--- BEGIN Provided records ---

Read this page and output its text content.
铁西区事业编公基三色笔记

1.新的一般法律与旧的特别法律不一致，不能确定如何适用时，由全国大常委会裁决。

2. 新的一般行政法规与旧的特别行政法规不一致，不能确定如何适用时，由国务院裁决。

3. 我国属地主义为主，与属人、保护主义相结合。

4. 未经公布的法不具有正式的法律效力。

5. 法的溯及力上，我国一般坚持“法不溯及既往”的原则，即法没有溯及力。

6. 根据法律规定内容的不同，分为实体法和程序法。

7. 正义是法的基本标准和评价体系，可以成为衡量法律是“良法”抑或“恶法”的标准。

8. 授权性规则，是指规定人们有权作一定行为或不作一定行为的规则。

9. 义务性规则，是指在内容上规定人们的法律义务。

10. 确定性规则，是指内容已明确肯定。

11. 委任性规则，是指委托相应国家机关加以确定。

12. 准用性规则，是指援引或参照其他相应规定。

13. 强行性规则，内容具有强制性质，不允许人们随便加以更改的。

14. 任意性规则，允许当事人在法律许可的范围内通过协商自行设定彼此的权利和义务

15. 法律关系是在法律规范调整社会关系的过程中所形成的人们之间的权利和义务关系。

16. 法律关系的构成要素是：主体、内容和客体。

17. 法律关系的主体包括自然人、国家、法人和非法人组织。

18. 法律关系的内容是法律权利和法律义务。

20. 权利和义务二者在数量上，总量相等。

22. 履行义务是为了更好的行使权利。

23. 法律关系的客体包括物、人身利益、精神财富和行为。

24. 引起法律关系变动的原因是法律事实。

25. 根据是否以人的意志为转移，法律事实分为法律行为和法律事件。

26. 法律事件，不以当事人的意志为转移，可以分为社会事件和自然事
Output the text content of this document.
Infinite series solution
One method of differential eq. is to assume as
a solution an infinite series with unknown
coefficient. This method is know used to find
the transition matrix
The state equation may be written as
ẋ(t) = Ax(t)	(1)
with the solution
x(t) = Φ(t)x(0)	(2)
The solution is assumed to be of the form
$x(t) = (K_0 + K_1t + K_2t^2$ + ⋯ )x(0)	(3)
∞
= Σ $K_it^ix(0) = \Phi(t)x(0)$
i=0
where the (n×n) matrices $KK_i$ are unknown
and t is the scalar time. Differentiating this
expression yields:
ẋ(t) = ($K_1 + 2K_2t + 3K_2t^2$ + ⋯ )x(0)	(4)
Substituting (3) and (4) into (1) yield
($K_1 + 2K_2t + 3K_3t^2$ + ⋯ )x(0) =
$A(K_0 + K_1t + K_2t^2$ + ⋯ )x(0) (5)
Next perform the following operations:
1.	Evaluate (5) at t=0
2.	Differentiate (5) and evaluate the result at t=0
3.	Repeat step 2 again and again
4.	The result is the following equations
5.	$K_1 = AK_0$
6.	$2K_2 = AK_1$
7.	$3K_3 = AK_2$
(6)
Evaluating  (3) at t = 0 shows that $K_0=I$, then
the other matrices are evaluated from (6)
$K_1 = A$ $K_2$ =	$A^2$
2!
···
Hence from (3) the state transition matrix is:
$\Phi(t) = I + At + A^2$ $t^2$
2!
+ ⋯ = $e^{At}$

--- END Provided records ---

__Task statement__
Find the word "unknown" in the entries above and gather every line that holds it.

__Finished answer__
a solution an infinite series with unknown
where the (n×n) matrices $KK_i$ are unknown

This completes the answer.